Saved entries
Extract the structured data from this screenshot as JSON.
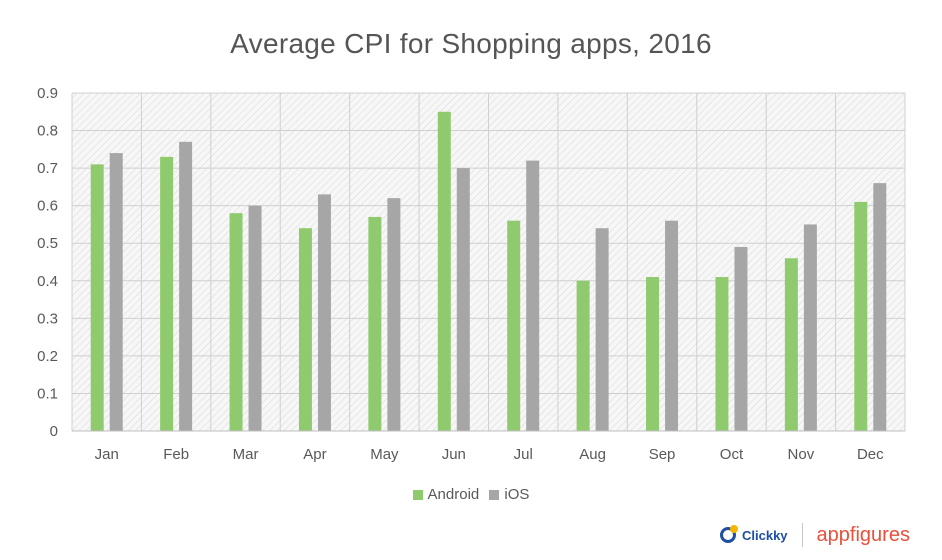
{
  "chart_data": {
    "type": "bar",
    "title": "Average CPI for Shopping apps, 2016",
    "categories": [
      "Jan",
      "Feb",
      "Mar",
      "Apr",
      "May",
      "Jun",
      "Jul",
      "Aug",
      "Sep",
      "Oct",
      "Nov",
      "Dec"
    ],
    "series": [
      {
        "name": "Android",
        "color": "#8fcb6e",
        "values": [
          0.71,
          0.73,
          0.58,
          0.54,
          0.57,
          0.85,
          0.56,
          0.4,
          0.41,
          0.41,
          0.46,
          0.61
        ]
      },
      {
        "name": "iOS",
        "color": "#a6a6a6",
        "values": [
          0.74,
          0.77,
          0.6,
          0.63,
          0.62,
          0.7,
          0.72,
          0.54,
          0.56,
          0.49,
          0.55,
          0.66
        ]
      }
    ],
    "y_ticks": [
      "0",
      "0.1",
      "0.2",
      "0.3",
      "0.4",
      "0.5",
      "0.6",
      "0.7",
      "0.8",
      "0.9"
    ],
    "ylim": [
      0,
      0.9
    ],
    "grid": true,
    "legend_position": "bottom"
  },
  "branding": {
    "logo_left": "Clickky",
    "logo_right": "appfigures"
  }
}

...

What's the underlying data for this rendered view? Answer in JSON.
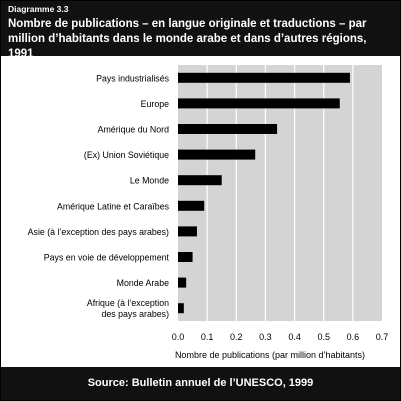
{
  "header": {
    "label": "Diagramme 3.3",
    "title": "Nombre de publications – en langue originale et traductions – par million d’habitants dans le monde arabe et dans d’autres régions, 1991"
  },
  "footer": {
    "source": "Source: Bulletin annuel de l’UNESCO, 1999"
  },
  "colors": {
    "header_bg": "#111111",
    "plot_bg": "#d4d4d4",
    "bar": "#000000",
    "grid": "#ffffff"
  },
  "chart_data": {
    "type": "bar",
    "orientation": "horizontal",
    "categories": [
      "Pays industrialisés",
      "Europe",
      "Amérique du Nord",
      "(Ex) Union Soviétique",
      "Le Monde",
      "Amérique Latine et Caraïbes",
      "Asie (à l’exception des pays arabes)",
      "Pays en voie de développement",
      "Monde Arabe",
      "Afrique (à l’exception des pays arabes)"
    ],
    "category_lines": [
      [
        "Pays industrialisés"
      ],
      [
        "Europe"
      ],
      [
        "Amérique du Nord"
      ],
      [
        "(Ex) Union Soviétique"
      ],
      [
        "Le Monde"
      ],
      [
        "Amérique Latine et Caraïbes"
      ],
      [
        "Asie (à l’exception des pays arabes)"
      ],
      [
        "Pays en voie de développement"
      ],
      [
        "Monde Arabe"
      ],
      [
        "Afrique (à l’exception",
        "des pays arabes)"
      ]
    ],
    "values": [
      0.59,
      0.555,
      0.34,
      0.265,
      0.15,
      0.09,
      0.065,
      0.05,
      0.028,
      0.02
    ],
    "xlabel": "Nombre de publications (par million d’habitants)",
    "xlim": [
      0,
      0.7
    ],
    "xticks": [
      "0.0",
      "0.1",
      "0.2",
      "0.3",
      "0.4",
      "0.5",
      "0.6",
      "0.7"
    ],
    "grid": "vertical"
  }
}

What you should do: Select and copy each line from the data that includes the word "this".

The result:
Extract the structured data from this screenshot as JSON.
What's the underlying data for this rendered view? Answer in JSON.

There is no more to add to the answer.